## Set exercise
Will you write out the data exactly, excluding every picture?
Exercise inputs start
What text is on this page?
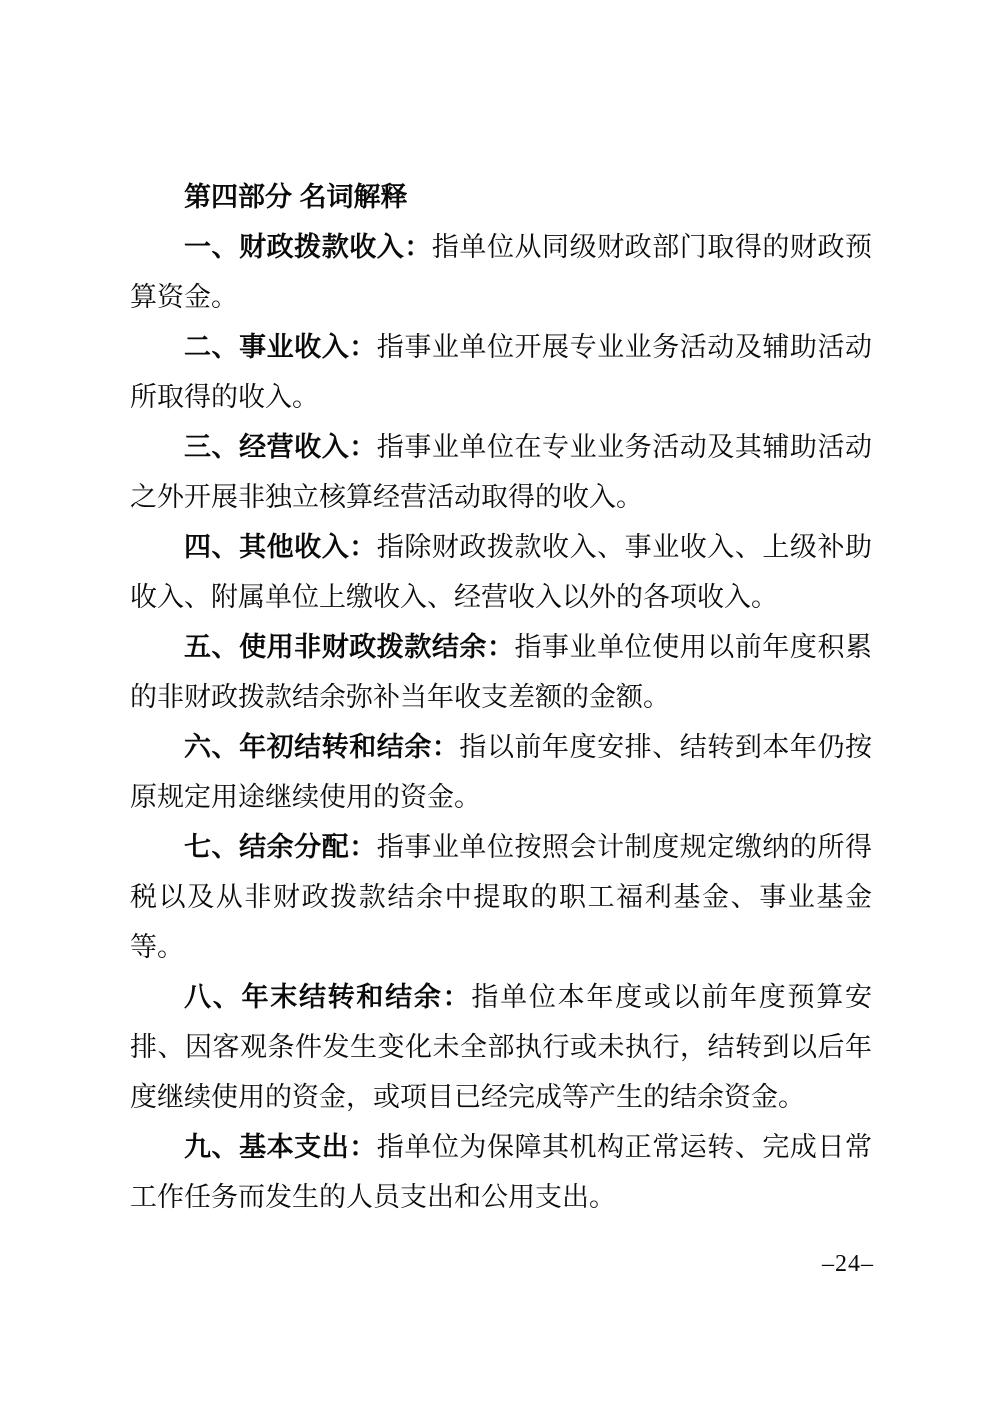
第四部分 名词解释

一、财政拨款收入：指单位从同级财政部门取得的财政预算资金。

二、事业收入：指事业单位开展专业业务活动及辅助活动所取得的收入。

三、经营收入：指事业单位在专业业务活动及其辅助活动之外开展非独立核算经营活动取得的收入。

四、其他收入：指除财政拨款收入、事业收入、上级补助收入、附属单位上缴收入、经营收入以外的各项收入。

五、使用非财政拨款结余：指事业单位使用以前年度积累的非财政拨款结余弥补当年收支差额的金额。

六、年初结转和结余：指以前年度安排、结转到本年仍按原规定用途继续使用的资金。

七、结余分配：指事业单位按照会计制度规定缴纳的所得税以及从非财政拨款结余中提取的职工福利基金、事业基金等。

八、年末结转和结余：指单位本年度或以前年度预算安排、因客观条件发生变化未全部执行或未执行，结转到以后年度继续使用的资金，或项目已经完成等产生的结余资金。

九、基本支出：指单位为保障其机构正常运转、完成日常工作任务而发生的人员支出和公用支出。

–24–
Exercise inputs end
## Solution to this task
What text is on this page?
第四部分 名词解释

一、财政拨款收入：指单位从同级财政部门取得的财政预算资金。

二、事业收入：指事业单位开展专业业务活动及辅助活动所取得的收入。

三、经营收入：指事业单位在专业业务活动及其辅助活动之外开展非独立核算经营活动取得的收入。

四、其他收入：指除财政拨款收入、事业收入、上级补助收入、附属单位上缴收入、经营收入以外的各项收入。

五、使用非财政拨款结余：指事业单位使用以前年度积累的非财政拨款结余弥补当年收支差额的金额。

六、年初结转和结余：指以前年度安排、结转到本年仍按原规定用途继续使用的资金。

七、结余分配：指事业单位按照会计制度规定缴纳的所得税以及从非财政拨款结余中提取的职工福利基金、事业基金等。

八、年末结转和结余：指单位本年度或以前年度预算安排、因客观条件发生变化未全部执行或未执行，结转到以后年度继续使用的资金，或项目已经完成等产生的结余资金。

九、基本支出：指单位为保障其机构正常运转、完成日常工作任务而发生的人员支出和公用支出。

–24–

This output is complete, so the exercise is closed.